## [DESCRIPTION OF THE TASK]
Everything in the listing except the pictures should be written out exactly.

## start SOURCE RECORDS

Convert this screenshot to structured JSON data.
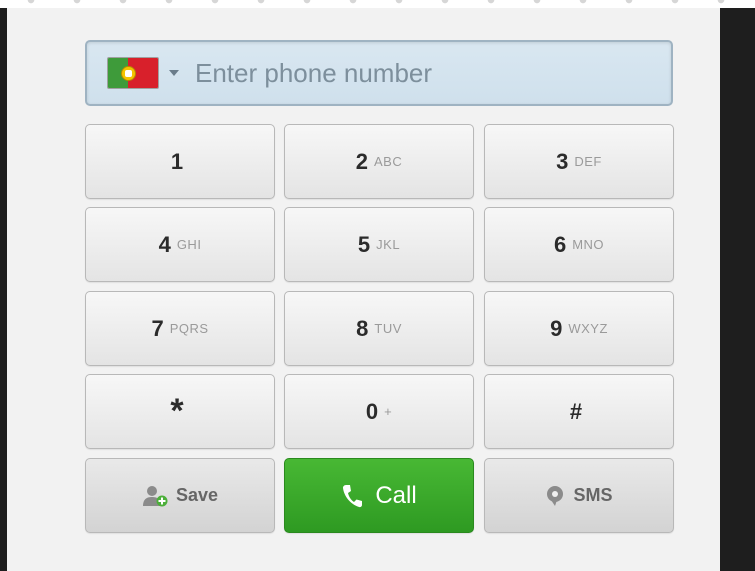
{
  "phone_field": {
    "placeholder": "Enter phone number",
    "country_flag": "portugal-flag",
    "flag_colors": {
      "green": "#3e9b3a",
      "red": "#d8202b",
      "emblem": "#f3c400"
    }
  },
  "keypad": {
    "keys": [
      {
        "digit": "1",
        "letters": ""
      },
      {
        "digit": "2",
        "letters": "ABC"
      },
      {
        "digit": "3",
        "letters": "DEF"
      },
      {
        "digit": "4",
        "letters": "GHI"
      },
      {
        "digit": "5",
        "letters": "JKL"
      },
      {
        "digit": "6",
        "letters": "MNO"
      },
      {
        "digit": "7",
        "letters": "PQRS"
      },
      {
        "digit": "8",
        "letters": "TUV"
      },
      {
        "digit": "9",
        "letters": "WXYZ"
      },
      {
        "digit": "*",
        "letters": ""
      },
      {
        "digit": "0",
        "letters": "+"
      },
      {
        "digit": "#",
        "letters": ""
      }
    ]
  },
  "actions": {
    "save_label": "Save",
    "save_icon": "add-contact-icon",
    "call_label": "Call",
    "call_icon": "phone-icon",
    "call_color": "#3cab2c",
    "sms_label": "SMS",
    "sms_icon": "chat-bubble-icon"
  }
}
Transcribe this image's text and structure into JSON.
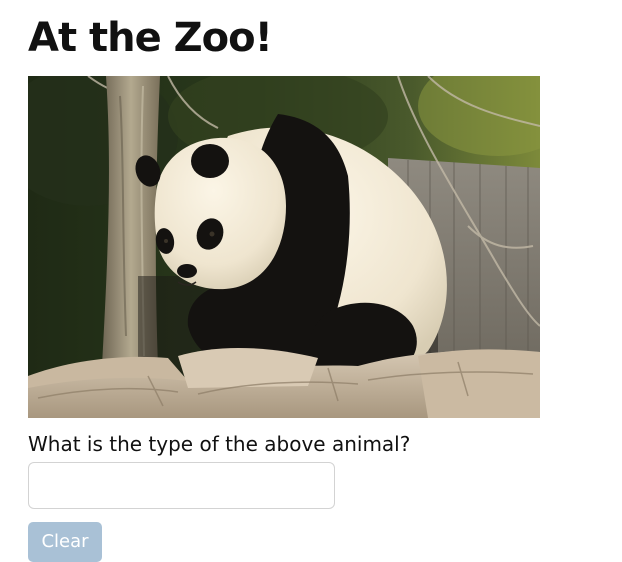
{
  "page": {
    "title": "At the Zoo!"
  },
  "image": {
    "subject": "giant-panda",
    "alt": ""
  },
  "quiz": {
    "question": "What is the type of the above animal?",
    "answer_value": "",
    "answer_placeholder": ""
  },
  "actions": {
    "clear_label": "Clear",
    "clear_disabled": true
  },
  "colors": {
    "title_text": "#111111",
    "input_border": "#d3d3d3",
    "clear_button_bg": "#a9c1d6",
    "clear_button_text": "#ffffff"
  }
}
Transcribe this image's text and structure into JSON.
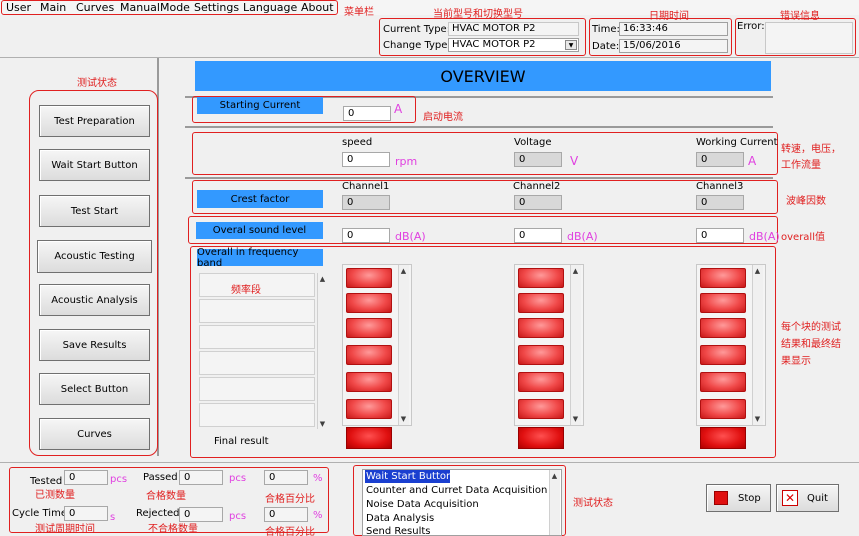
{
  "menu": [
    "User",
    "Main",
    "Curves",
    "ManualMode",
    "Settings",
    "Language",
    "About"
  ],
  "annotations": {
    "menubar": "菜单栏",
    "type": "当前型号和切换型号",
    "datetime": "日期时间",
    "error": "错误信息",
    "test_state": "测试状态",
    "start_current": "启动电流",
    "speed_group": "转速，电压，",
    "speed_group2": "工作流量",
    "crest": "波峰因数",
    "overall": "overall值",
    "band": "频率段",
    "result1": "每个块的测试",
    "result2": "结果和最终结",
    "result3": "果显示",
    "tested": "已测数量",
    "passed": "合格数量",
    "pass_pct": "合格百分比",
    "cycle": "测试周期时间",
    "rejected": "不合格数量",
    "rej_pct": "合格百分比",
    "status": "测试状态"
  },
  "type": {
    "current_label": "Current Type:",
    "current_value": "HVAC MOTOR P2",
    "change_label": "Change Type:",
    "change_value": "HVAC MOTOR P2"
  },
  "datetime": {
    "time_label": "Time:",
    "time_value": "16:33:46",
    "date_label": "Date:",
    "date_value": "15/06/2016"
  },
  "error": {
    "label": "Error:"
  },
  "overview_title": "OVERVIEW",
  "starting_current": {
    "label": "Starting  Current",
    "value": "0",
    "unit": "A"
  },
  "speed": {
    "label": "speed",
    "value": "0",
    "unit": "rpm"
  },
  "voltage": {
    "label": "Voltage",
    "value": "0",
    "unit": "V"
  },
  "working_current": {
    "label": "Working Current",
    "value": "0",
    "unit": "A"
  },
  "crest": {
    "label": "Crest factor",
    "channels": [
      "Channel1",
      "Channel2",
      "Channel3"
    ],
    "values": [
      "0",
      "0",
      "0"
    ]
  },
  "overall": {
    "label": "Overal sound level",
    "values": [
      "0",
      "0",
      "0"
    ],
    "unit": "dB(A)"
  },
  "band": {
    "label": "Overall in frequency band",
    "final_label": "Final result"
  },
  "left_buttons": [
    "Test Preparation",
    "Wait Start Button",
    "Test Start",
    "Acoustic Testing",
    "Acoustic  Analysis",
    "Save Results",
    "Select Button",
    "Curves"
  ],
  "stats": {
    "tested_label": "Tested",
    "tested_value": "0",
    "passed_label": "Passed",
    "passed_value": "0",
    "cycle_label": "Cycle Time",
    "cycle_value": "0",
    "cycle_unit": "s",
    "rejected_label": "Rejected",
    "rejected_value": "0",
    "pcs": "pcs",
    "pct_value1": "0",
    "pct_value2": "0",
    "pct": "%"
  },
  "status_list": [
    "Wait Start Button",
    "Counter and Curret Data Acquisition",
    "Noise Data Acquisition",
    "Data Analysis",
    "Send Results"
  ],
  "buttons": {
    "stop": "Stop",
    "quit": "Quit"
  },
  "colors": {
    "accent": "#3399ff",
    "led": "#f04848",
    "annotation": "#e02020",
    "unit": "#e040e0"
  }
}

## end SOURCE RECORDS

## [THE COMPLETED TASK]
Convert this screenshot to structured JSON data.
{
  "phone_field": {
    "placeholder": "Enter phone number",
    "country_flag": "portugal-flag",
    "flag_colors": {
      "green": "#3e9b3a",
      "red": "#d8202b",
      "emblem": "#f3c400"
    }
  },
  "keypad": {
    "keys": [
      {
        "digit": "1",
        "letters": ""
      },
      {
        "digit": "2",
        "letters": "ABC"
      },
      {
        "digit": "3",
        "letters": "DEF"
      },
      {
        "digit": "4",
        "letters": "GHI"
      },
      {
        "digit": "5",
        "letters": "JKL"
      },
      {
        "digit": "6",
        "letters": "MNO"
      },
      {
        "digit": "7",
        "letters": "PQRS"
      },
      {
        "digit": "8",
        "letters": "TUV"
      },
      {
        "digit": "9",
        "letters": "WXYZ"
      },
      {
        "digit": "*",
        "letters": ""
      },
      {
        "digit": "0",
        "letters": "+"
      },
      {
        "digit": "#",
        "letters": ""
      }
    ]
  },
  "actions": {
    "save_label": "Save",
    "save_icon": "add-contact-icon",
    "call_label": "Call",
    "call_icon": "phone-icon",
    "call_color": "#3cab2c",
    "sms_label": "SMS",
    "sms_icon": "chat-bubble-icon"
  }
}
Transcribe this image's text and structure into JSON.
{
  "page": {
    "title": "At the Zoo!"
  },
  "image": {
    "subject": "giant-panda",
    "alt": ""
  },
  "quiz": {
    "question": "What is the type of the above animal?",
    "answer_value": "",
    "answer_placeholder": ""
  },
  "actions": {
    "clear_label": "Clear",
    "clear_disabled": true
  },
  "colors": {
    "title_text": "#111111",
    "input_border": "#d3d3d3",
    "clear_button_bg": "#a9c1d6",
    "clear_button_text": "#ffffff"
  }
}
Transcribe this image's text and structure into JSON.
{
  "menu": [
    "User",
    "Main",
    "Curves",
    "ManualMode",
    "Settings",
    "Language",
    "About"
  ],
  "annotations": {
    "menubar": "菜单栏",
    "type": "当前型号和切换型号",
    "datetime": "日期时间",
    "error": "错误信息",
    "test_state": "测试状态",
    "start_current": "启动电流",
    "speed_group": "转速，电压，",
    "speed_group2": "工作流量",
    "crest": "波峰因数",
    "overall": "overall值",
    "band": "频率段",
    "result1": "每个块的测试",
    "result2": "结果和最终结",
    "result3": "果显示",
    "tested": "已测数量",
    "passed": "合格数量",
    "pass_pct": "合格百分比",
    "cycle": "测试周期时间",
    "rejected": "不合格数量",
    "rej_pct": "合格百分比",
    "status": "测试状态"
  },
  "type": {
    "current_label": "Current Type:",
    "current_value": "HVAC MOTOR P2",
    "change_label": "Change Type:",
    "change_value": "HVAC MOTOR P2"
  },
  "datetime": {
    "time_label": "Time:",
    "time_value": "16:33:46",
    "date_label": "Date:",
    "date_value": "15/06/2016"
  },
  "error": {
    "label": "Error:"
  },
  "overview_title": "OVERVIEW",
  "starting_current": {
    "label": "Starting  Current",
    "value": "0",
    "unit": "A"
  },
  "speed": {
    "label": "speed",
    "value": "0",
    "unit": "rpm"
  },
  "voltage": {
    "label": "Voltage",
    "value": "0",
    "unit": "V"
  },
  "working_current": {
    "label": "Working Current",
    "value": "0",
    "unit": "A"
  },
  "crest": {
    "label": "Crest factor",
    "channels": [
      "Channel1",
      "Channel2",
      "Channel3"
    ],
    "values": [
      "0",
      "0",
      "0"
    ]
  },
  "overall": {
    "label": "Overal sound level",
    "values": [
      "0",
      "0",
      "0"
    ],
    "unit": "dB(A)"
  },
  "band": {
    "label": "Overall in frequency band",
    "final_label": "Final result"
  },
  "left_buttons": [
    "Test Preparation",
    "Wait Start Button",
    "Test Start",
    "Acoustic Testing",
    "Acoustic  Analysis",
    "Save Results",
    "Select Button",
    "Curves"
  ],
  "stats": {
    "tested_label": "Tested",
    "tested_value": "0",
    "passed_label": "Passed",
    "passed_value": "0",
    "cycle_label": "Cycle Time",
    "cycle_value": "0",
    "cycle_unit": "s",
    "rejected_label": "Rejected",
    "rejected_value": "0",
    "pcs": "pcs",
    "pct_value1": "0",
    "pct_value2": "0",
    "pct": "%"
  },
  "status_list": [
    "Wait Start Button",
    "Counter and Curret Data Acquisition",
    "Noise Data Acquisition",
    "Data Analysis",
    "Send Results"
  ],
  "buttons": {
    "stop": "Stop",
    "quit": "Quit"
  },
  "colors": {
    "accent": "#3399ff",
    "led": "#f04848",
    "annotation": "#e02020",
    "unit": "#e040e0"
  }
}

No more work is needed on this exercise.